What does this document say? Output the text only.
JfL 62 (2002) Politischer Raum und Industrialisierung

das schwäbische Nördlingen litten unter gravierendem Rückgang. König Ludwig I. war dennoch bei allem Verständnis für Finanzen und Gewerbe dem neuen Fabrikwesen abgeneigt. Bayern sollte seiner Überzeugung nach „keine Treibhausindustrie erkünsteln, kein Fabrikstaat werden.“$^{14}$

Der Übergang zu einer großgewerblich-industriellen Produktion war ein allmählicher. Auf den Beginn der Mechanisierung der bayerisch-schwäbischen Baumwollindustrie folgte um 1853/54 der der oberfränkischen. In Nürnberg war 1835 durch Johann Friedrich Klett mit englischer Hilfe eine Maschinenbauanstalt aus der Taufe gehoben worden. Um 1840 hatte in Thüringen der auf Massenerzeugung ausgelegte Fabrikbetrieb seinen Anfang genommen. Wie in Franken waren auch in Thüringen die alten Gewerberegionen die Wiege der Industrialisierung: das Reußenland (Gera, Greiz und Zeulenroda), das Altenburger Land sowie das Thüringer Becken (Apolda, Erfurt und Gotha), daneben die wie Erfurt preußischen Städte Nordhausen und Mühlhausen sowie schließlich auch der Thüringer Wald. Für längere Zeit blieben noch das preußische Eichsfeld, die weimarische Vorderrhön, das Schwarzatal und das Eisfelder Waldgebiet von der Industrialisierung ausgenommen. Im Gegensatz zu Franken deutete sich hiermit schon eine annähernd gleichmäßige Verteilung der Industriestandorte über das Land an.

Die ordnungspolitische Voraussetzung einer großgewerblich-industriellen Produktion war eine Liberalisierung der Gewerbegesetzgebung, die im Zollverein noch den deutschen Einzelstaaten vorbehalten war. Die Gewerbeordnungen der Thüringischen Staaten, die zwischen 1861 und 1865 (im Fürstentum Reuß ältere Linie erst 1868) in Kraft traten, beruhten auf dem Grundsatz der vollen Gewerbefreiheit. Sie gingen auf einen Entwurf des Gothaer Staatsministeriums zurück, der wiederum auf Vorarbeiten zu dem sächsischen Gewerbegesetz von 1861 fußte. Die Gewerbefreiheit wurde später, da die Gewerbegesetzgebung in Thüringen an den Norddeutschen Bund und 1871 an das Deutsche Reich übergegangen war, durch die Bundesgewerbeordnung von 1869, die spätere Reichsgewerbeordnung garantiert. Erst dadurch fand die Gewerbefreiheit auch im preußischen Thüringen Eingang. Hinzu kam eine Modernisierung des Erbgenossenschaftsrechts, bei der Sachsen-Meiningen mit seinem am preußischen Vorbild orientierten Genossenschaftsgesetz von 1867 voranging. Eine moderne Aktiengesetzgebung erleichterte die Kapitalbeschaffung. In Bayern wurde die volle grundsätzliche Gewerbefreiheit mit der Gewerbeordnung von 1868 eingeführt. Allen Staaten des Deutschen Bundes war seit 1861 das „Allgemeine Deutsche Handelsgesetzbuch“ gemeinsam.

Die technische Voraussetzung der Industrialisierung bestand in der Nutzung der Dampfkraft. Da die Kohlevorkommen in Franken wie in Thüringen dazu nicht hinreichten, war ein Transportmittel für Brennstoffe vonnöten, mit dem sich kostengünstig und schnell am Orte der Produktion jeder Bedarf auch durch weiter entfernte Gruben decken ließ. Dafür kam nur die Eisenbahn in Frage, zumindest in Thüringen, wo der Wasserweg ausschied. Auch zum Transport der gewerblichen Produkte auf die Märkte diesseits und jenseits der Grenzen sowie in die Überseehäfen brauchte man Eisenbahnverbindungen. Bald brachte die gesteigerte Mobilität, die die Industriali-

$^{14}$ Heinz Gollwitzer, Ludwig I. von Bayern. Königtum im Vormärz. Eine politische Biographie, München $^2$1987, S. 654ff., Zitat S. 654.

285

==

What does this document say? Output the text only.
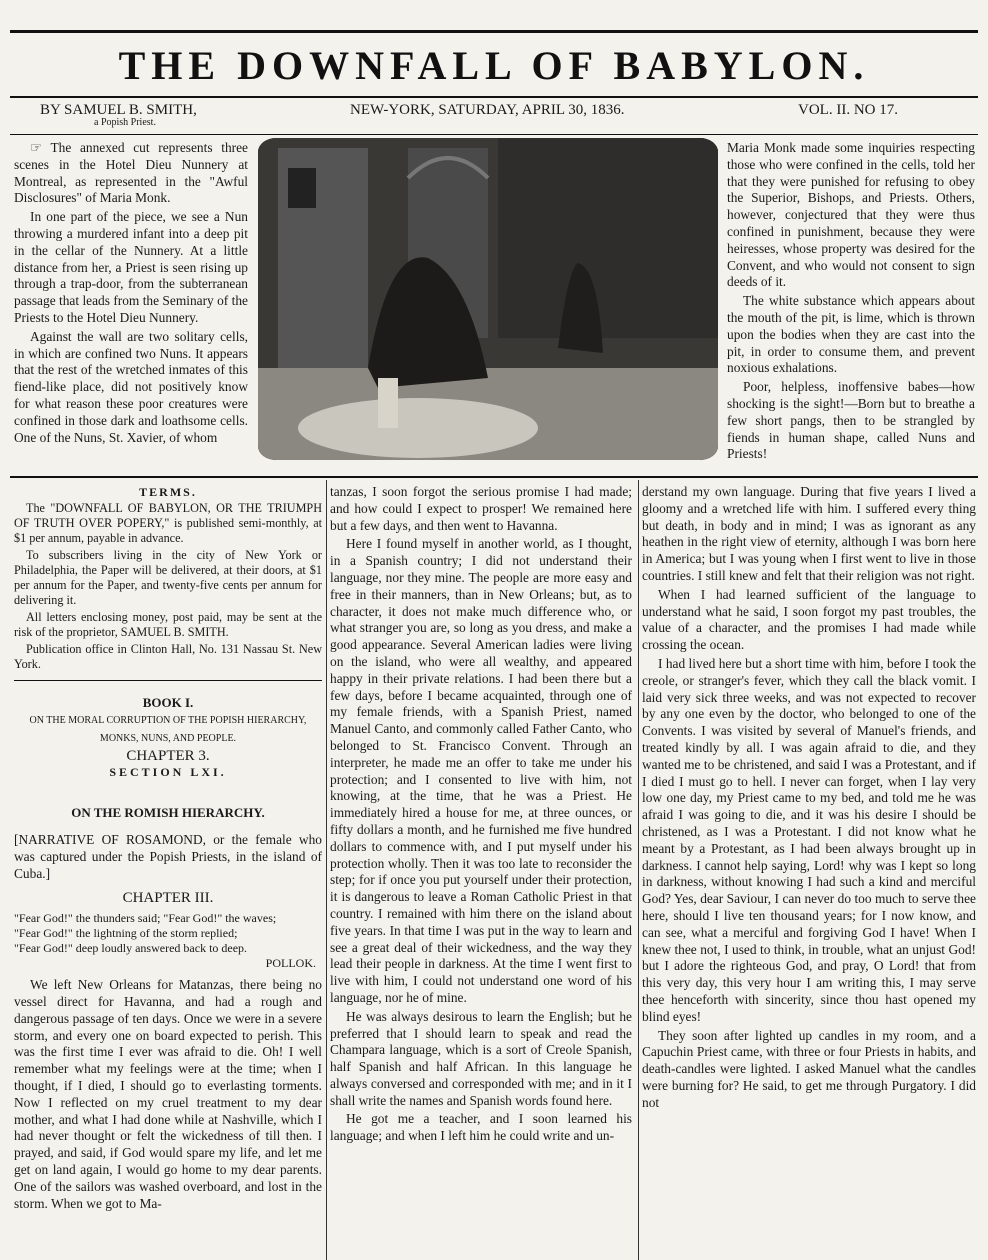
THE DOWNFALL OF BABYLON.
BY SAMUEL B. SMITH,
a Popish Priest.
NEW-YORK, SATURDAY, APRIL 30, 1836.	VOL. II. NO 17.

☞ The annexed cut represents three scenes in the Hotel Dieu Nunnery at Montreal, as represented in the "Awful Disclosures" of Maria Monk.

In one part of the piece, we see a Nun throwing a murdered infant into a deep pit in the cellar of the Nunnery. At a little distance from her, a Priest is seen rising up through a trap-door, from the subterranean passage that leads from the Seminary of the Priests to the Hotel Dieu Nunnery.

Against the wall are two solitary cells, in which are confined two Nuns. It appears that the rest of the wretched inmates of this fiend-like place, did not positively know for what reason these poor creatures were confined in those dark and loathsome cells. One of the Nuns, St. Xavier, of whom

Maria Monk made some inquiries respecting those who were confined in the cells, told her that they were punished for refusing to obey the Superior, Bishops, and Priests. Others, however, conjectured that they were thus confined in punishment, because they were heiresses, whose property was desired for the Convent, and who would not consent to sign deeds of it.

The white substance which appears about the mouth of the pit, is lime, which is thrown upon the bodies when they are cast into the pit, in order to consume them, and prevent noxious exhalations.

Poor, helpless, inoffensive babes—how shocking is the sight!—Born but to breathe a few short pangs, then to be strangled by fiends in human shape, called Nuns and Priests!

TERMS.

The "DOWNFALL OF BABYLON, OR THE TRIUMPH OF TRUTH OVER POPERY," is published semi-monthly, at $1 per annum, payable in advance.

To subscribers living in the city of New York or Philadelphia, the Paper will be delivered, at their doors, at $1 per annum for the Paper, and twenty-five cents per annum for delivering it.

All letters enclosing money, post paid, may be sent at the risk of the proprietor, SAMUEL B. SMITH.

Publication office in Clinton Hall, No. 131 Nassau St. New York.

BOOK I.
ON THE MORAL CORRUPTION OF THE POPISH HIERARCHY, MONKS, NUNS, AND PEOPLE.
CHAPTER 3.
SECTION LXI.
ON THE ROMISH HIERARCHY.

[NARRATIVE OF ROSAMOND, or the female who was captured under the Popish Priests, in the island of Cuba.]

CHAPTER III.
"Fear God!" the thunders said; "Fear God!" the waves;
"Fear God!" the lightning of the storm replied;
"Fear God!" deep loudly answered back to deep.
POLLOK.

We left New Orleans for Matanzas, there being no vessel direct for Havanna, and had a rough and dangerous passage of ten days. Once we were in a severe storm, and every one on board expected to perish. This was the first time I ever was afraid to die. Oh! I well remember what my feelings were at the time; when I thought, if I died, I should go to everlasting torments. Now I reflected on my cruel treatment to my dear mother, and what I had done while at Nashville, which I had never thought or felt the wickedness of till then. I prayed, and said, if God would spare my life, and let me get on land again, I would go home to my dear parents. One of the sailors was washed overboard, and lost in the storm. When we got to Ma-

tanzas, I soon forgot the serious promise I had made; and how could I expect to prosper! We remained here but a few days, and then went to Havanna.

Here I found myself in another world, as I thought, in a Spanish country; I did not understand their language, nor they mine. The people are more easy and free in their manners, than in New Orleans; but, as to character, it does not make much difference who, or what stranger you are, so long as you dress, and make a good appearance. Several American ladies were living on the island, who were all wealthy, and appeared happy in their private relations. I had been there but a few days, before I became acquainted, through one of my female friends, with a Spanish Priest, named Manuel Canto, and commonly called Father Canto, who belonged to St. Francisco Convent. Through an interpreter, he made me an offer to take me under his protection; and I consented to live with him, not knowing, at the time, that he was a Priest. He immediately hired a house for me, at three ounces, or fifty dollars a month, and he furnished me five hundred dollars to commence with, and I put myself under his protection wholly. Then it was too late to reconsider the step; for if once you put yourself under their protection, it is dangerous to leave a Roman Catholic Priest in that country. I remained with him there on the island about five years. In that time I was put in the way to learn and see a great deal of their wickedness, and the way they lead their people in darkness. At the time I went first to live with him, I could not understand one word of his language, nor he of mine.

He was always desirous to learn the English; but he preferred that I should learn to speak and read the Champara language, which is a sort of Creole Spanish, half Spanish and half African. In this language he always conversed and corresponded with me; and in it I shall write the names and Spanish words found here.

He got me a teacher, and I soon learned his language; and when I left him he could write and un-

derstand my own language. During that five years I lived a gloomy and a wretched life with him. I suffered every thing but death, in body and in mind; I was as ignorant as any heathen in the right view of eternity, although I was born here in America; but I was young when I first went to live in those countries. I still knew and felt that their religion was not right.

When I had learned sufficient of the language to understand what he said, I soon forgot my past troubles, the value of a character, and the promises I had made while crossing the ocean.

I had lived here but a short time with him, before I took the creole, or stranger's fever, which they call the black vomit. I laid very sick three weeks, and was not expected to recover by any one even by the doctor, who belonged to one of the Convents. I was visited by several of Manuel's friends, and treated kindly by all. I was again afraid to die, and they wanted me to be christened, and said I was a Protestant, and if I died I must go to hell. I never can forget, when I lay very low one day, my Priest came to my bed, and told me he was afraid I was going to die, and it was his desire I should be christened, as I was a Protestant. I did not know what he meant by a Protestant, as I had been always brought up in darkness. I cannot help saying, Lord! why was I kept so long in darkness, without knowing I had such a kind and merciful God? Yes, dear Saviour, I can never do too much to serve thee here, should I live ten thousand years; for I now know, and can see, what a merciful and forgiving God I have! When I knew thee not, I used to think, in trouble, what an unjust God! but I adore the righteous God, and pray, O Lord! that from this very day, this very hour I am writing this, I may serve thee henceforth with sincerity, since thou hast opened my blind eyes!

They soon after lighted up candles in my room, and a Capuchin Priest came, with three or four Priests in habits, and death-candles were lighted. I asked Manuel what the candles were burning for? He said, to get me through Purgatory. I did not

---

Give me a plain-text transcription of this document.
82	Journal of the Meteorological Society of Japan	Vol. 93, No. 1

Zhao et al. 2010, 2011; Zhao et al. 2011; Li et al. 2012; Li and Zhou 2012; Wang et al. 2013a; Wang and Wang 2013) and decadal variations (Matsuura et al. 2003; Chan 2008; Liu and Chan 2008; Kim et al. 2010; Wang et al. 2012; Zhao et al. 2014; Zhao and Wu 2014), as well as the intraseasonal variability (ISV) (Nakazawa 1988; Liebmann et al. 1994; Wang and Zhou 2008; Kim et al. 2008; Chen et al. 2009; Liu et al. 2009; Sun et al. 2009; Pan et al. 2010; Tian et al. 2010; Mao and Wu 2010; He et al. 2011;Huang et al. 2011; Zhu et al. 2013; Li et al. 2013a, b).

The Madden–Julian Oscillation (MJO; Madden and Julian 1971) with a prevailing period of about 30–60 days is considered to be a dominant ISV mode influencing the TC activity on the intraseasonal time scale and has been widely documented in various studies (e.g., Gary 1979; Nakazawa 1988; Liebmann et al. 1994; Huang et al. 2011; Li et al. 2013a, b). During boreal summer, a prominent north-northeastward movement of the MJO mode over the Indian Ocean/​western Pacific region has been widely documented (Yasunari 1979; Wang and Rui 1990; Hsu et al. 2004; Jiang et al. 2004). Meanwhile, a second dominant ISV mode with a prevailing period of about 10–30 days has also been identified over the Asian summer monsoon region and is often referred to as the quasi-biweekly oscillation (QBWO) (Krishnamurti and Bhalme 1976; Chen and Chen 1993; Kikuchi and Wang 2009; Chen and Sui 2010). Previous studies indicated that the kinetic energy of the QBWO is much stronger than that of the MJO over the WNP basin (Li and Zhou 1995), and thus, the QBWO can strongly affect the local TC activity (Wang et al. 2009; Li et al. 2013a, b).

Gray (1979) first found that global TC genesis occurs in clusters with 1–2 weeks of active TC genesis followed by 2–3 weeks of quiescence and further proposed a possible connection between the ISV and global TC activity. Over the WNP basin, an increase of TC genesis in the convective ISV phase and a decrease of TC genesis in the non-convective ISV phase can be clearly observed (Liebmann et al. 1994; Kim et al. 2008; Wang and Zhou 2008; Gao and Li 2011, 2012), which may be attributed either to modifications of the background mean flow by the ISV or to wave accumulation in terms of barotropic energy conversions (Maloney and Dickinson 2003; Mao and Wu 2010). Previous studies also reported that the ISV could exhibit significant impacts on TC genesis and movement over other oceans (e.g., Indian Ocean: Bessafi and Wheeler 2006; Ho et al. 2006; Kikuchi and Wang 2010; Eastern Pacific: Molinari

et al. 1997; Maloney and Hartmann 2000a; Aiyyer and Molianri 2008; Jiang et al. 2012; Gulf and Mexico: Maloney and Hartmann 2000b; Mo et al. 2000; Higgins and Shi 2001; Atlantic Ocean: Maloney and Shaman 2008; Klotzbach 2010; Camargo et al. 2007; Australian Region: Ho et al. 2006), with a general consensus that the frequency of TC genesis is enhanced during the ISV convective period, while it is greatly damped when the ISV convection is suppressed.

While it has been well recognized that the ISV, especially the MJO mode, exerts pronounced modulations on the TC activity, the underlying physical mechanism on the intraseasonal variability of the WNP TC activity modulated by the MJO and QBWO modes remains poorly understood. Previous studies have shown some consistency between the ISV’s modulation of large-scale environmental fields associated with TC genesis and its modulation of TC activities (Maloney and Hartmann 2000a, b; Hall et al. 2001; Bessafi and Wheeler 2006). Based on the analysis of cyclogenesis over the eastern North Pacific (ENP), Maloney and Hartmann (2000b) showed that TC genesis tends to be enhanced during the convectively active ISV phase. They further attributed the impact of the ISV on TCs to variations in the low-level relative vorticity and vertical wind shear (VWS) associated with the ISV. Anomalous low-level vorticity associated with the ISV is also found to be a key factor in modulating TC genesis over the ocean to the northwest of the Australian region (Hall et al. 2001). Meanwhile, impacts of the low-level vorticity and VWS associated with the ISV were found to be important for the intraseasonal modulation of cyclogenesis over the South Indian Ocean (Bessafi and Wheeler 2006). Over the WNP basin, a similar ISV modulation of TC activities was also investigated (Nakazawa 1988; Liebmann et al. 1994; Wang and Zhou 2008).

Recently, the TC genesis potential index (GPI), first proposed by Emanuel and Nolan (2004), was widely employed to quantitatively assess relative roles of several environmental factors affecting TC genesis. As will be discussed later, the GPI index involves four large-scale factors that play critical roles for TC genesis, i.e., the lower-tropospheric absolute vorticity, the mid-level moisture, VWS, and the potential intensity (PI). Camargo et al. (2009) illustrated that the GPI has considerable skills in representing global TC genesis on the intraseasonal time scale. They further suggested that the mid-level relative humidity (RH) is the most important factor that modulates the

**WHAT THIS TASK INVOLVES:** Work out how many lines of the data include the word "annum", and write that number alone.

**RESULT FOR THIS EXERCISE:** 2